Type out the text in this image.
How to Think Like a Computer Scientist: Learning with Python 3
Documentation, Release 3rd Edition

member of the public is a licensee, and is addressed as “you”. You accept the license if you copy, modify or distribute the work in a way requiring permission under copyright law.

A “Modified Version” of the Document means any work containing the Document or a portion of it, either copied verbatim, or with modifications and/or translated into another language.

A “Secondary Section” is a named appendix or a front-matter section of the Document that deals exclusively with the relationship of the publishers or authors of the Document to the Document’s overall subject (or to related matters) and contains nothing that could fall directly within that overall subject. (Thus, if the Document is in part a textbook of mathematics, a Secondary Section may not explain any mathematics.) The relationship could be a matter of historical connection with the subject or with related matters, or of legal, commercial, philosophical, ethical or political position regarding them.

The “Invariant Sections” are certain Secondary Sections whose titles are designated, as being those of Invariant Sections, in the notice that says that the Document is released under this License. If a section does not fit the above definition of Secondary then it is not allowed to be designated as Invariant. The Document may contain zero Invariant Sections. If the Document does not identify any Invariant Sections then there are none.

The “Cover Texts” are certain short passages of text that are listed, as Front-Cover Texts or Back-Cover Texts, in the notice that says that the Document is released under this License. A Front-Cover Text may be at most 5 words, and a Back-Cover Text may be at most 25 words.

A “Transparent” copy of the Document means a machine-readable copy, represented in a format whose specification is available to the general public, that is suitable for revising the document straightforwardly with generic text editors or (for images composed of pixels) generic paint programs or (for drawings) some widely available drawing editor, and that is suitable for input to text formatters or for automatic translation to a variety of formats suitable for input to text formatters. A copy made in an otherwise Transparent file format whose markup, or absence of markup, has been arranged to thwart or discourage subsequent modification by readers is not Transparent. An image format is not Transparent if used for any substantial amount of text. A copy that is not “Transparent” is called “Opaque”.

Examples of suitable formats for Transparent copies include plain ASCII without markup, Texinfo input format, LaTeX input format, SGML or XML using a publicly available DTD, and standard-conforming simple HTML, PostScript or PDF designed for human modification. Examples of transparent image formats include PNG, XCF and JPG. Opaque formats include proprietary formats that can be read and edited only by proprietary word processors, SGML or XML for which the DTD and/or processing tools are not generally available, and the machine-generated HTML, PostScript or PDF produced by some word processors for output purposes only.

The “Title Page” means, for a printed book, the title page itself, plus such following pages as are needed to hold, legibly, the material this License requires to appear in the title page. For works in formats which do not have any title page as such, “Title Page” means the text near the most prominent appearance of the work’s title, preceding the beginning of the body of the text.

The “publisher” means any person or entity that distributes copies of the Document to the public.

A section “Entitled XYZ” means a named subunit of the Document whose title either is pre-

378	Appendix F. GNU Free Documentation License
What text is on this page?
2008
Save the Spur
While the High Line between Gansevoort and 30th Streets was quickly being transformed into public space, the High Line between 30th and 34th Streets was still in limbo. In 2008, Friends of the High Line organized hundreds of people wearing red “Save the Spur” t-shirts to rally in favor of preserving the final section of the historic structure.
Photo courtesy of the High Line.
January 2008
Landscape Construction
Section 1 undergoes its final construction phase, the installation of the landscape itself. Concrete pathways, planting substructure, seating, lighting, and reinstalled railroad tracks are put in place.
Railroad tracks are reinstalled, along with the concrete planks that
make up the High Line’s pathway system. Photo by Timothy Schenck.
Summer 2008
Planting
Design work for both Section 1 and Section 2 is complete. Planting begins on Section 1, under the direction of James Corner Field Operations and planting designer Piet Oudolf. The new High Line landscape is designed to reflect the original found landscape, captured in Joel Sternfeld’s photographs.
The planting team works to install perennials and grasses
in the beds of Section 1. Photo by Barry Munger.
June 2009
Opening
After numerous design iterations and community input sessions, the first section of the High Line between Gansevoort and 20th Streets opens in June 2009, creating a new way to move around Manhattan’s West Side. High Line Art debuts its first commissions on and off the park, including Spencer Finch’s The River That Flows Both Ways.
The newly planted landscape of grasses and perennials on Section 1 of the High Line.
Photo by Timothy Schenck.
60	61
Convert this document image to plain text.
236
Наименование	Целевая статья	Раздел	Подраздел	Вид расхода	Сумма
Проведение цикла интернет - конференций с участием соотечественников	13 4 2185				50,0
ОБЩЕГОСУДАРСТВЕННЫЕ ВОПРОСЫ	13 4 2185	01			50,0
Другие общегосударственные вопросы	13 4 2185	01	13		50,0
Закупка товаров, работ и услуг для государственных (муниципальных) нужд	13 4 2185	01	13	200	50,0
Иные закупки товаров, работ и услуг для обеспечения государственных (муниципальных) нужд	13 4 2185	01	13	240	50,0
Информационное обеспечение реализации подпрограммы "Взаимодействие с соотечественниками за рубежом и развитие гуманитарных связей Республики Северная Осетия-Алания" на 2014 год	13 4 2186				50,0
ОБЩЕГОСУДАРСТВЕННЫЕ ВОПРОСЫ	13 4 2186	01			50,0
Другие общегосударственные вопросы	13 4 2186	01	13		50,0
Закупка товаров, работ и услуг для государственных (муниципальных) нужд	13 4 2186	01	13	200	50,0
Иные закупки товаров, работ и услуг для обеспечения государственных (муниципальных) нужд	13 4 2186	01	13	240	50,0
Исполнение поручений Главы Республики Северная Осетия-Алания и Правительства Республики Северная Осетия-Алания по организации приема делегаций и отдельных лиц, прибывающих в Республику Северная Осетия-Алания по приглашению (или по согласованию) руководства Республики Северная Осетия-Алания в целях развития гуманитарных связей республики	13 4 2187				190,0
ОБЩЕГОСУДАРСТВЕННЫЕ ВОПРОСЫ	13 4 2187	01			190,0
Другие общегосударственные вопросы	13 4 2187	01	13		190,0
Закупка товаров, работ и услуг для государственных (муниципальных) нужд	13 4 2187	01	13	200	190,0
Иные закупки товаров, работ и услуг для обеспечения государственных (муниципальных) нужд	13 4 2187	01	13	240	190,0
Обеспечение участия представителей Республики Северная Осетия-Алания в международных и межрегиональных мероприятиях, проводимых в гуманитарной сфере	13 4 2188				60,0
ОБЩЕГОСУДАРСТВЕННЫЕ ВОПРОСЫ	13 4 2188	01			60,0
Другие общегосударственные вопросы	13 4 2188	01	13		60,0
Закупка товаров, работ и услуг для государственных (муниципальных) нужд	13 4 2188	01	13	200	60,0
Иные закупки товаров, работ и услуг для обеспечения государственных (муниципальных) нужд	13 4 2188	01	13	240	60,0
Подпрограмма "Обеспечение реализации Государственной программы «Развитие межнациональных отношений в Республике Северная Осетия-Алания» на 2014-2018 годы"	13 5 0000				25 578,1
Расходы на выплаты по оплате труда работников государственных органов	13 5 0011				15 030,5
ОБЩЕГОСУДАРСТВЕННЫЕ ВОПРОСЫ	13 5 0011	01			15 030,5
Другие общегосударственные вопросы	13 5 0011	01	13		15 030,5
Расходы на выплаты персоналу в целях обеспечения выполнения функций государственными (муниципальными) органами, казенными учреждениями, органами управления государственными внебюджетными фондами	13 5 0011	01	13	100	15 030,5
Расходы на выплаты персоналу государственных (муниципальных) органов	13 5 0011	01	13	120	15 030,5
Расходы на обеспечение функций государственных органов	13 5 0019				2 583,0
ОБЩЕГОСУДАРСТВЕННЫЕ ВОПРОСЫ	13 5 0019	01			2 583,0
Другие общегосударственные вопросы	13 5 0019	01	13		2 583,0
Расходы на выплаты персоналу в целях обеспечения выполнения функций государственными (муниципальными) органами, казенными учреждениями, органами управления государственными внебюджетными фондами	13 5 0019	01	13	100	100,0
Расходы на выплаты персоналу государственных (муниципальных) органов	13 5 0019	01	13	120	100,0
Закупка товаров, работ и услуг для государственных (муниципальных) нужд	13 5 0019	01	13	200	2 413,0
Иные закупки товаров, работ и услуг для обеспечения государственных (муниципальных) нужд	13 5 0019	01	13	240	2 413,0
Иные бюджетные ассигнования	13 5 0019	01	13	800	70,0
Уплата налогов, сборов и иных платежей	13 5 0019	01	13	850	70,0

────────────────────

# EXERCISE:
Pick out all the lines with the word "казенными" in them and copy them.

# EXPECTED ANSWER:
Расходы на выплаты персоналу в целях обеспечения выполнения функций государственными (муниципальными) органами, казенными учреждениями, органами управления государственными внебюджетными фондами	13 5 0011	01	13	100	15 030,5
Расходы на выплаты персоналу в целях обеспечения выполнения функций государственными (муниципальными) органами, казенными учреждениями, органами управления государственными внебюджетными фондами	13 5 0019	01	13	100	100,0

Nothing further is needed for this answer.